**TASK PROMPT:**
Leave out the pictures and reproduce all of the data exactly.

**RECORDS TO USE:**
□ □ □
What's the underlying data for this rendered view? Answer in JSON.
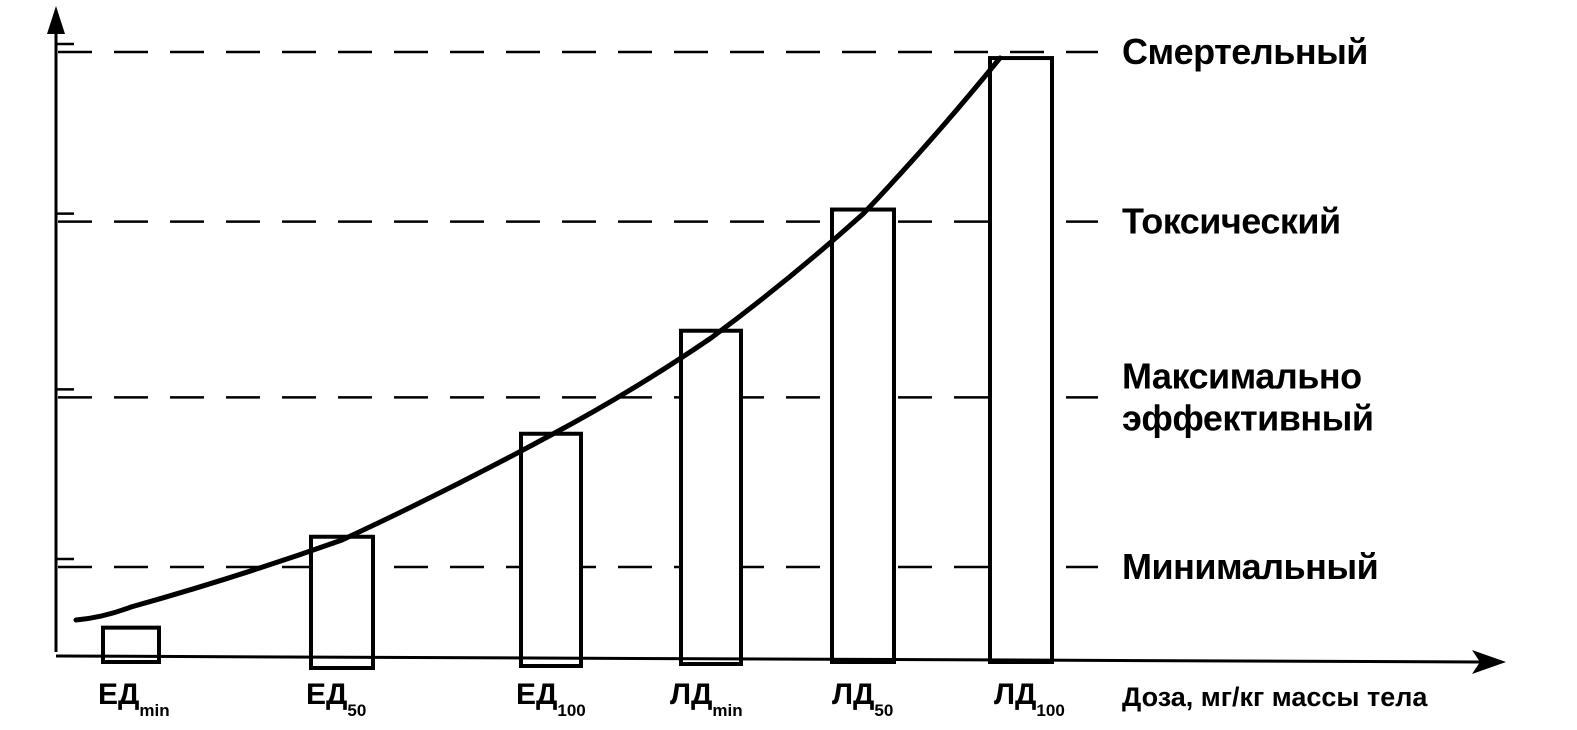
{
  "chart_data": {
    "type": "bar",
    "title": "",
    "xlabel": "Доза, мг/кг массы тела",
    "ylabel": "",
    "categories": [
      {
        "main": "ЕД",
        "sub": "min"
      },
      {
        "main": "ЕД",
        "sub": "50"
      },
      {
        "main": "ЕД",
        "sub": "100"
      },
      {
        "main": "ЛД",
        "sub": "min"
      },
      {
        "main": "ЛД",
        "sub": "50"
      },
      {
        "main": "ЛД",
        "sub": "100"
      }
    ],
    "values": [
      6,
      21,
      38,
      55,
      75,
      100
    ],
    "ylim": [
      0,
      105
    ],
    "levels": [
      {
        "lines": [
          "Минимальный"
        ],
        "value": 16
      },
      {
        "lines": [
          "Максимально",
          "эффективный"
        ],
        "value": 44
      },
      {
        "lines": [
          "Токсический"
        ],
        "value": 73
      },
      {
        "lines": [
          "Смертельный"
        ],
        "value": 101
      }
    ],
    "curve": "exponential through bar tops",
    "grid": false,
    "legend": "none"
  }
}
□ □ □
**FINAL RESULT:**
What's the underlying data for this rendered view? Answer in JSON.
{
  "chart_data": {
    "type": "bar",
    "title": "",
    "xlabel": "Доза, мг/кг массы тела",
    "ylabel": "",
    "categories": [
      {
        "main": "ЕД",
        "sub": "min"
      },
      {
        "main": "ЕД",
        "sub": "50"
      },
      {
        "main": "ЕД",
        "sub": "100"
      },
      {
        "main": "ЛД",
        "sub": "min"
      },
      {
        "main": "ЛД",
        "sub": "50"
      },
      {
        "main": "ЛД",
        "sub": "100"
      }
    ],
    "values": [
      6,
      21,
      38,
      55,
      75,
      100
    ],
    "ylim": [
      0,
      105
    ],
    "levels": [
      {
        "lines": [
          "Минимальный"
        ],
        "value": 16
      },
      {
        "lines": [
          "Максимально",
          "эффективный"
        ],
        "value": 44
      },
      {
        "lines": [
          "Токсический"
        ],
        "value": 73
      },
      {
        "lines": [
          "Смертельный"
        ],
        "value": 101
      }
    ],
    "curve": "exponential through bar tops",
    "grid": false,
    "legend": "none"
  }
}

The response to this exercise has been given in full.